■ Provided material ■

== == ==

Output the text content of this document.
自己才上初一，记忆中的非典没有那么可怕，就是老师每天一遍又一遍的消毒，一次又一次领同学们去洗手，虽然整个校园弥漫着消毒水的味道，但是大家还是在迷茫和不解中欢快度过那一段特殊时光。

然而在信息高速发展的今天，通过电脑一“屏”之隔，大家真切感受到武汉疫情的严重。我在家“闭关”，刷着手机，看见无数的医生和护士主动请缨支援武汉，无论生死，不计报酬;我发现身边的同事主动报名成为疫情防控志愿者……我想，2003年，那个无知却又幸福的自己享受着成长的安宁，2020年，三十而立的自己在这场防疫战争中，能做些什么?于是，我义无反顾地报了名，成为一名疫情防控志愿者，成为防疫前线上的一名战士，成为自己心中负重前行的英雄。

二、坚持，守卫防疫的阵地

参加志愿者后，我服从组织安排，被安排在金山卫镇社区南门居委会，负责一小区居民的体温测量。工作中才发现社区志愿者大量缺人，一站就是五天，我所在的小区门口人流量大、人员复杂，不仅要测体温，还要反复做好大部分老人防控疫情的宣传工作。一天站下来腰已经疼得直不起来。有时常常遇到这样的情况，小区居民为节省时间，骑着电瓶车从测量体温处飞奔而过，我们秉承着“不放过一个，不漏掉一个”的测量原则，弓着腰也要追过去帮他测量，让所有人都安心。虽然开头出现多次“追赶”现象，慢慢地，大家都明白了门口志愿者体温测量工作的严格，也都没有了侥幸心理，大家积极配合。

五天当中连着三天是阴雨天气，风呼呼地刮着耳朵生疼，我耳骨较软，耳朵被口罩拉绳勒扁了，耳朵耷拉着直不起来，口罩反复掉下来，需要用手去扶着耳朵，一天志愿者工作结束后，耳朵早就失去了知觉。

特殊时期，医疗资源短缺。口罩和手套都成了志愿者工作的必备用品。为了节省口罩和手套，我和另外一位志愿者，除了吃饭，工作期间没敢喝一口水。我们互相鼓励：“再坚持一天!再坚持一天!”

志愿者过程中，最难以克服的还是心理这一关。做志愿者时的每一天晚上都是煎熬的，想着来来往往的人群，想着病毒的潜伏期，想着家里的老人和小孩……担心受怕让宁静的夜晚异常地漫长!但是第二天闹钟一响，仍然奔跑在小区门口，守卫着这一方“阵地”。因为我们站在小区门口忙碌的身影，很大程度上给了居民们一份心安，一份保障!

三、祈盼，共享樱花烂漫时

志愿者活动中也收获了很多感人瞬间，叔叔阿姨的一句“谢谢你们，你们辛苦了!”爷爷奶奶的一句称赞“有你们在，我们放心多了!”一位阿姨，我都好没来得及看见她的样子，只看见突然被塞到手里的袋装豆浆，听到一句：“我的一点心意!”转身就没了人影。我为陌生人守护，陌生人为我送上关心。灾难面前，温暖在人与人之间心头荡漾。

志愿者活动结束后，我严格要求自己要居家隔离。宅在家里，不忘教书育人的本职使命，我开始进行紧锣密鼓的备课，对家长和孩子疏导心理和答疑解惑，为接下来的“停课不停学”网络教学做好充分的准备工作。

== == ==

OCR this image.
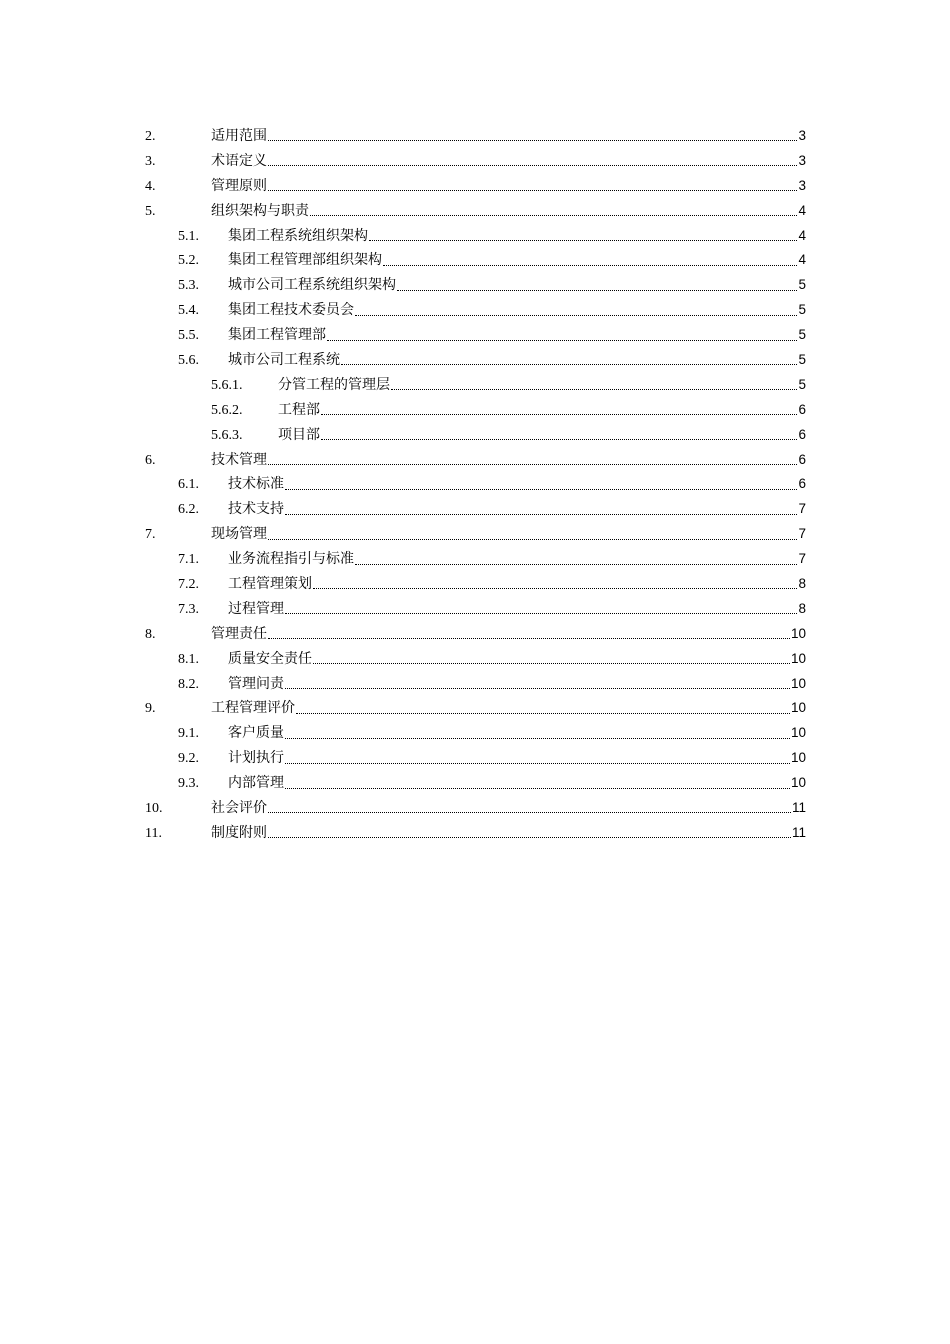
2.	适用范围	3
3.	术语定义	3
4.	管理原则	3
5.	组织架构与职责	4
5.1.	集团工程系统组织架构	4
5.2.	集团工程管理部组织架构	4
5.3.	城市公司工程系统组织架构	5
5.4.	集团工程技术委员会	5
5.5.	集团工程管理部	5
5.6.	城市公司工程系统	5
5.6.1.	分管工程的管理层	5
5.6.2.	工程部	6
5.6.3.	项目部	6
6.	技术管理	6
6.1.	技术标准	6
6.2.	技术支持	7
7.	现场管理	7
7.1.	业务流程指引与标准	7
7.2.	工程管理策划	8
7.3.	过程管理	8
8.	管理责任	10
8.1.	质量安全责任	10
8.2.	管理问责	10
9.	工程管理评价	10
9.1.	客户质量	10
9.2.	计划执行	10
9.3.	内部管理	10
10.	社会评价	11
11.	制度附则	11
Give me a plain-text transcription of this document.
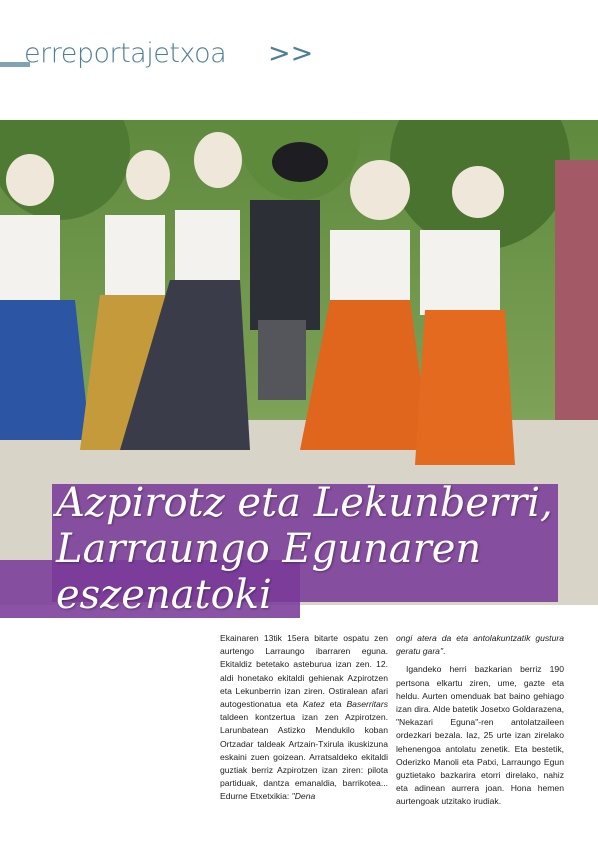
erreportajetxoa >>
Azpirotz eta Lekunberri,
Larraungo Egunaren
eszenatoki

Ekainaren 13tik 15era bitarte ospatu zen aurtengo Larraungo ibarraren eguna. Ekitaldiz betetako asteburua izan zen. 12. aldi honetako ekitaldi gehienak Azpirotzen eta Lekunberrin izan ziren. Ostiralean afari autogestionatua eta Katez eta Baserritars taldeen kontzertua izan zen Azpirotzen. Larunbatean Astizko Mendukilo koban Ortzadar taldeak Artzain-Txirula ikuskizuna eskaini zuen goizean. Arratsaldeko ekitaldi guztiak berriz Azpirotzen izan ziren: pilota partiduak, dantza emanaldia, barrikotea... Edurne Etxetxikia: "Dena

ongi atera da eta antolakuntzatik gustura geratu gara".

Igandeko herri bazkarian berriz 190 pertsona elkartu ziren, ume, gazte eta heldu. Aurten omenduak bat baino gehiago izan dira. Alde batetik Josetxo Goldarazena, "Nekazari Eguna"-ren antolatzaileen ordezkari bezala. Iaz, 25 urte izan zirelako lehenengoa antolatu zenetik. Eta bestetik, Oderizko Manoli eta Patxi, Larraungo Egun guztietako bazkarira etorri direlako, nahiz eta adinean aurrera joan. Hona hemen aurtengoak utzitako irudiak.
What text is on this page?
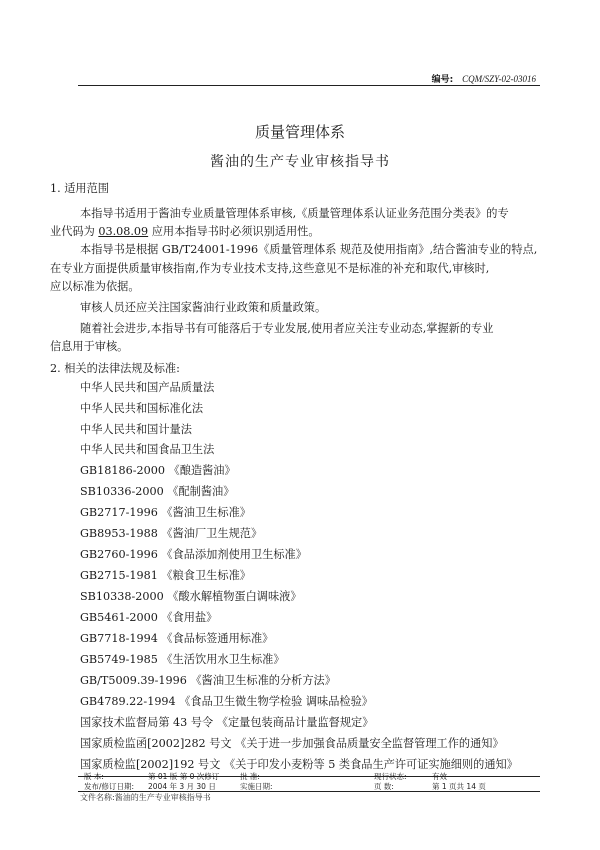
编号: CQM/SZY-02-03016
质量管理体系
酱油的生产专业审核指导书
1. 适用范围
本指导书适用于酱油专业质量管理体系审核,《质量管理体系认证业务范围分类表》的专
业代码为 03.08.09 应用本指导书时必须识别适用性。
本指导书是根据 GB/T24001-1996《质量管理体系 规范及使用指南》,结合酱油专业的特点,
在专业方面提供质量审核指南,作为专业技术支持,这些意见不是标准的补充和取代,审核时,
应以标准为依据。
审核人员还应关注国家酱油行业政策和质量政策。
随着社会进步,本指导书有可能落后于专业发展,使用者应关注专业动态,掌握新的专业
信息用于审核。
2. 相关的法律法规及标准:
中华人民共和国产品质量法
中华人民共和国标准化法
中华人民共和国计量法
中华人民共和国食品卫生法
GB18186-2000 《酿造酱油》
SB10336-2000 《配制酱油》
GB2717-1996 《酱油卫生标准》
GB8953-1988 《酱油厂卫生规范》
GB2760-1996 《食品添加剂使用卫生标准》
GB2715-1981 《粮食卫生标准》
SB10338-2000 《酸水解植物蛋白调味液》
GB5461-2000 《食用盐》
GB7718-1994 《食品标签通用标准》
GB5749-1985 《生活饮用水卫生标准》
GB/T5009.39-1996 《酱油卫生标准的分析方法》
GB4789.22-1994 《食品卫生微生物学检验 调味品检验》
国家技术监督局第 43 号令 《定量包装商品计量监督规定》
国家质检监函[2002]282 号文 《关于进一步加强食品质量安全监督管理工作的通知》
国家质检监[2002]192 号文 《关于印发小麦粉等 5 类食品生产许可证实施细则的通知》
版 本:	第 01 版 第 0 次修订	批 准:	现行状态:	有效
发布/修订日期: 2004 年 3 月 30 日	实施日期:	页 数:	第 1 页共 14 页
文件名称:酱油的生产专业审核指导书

== == ==

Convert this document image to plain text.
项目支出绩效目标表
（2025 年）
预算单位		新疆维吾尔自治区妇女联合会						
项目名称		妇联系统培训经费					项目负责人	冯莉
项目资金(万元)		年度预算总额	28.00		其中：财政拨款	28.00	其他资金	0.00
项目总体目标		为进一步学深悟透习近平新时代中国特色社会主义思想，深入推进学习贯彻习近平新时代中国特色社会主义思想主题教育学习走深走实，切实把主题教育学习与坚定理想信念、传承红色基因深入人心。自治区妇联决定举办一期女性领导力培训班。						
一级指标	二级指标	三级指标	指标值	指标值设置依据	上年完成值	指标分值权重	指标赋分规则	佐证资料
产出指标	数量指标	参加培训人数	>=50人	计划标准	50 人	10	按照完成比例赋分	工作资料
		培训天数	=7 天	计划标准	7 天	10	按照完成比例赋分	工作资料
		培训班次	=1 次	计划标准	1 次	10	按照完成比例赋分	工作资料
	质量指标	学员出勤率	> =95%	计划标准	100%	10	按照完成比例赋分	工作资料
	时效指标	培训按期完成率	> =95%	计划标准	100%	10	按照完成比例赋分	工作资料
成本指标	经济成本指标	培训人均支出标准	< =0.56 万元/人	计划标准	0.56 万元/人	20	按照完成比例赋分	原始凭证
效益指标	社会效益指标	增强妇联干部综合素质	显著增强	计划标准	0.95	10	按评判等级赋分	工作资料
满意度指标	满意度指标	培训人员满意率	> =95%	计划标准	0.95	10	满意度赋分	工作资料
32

== == ==

■ Task details ■
Search the lines for "计划标准". Copy each line that has it.

■ Complete response ■
产出指标	数量指标	参加培训人数	>=50人	计划标准	50 人	10	按照完成比例赋分	工作资料
		培训天数	=7 天	计划标准	7 天	10	按照完成比例赋分	工作资料
		培训班次	=1 次	计划标准	1 次	10	按照完成比例赋分	工作资料
	质量指标	学员出勤率	> =95%	计划标准	100%	10	按照完成比例赋分	工作资料
	时效指标	培训按期完成率	> =95%	计划标准	100%	10	按照完成比例赋分	工作资料
成本指标	经济成本指标	培训人均支出标准	< =0.56 万元/人	计划标准	0.56 万元/人	20	按照完成比例赋分	原始凭证
效益指标	社会效益指标	增强妇联干部综合素质	显著增强	计划标准	0.95	10	按评判等级赋分	工作资料
满意度指标	满意度指标	培训人员满意率	> =95%	计划标准	0.95	10	满意度赋分	工作资料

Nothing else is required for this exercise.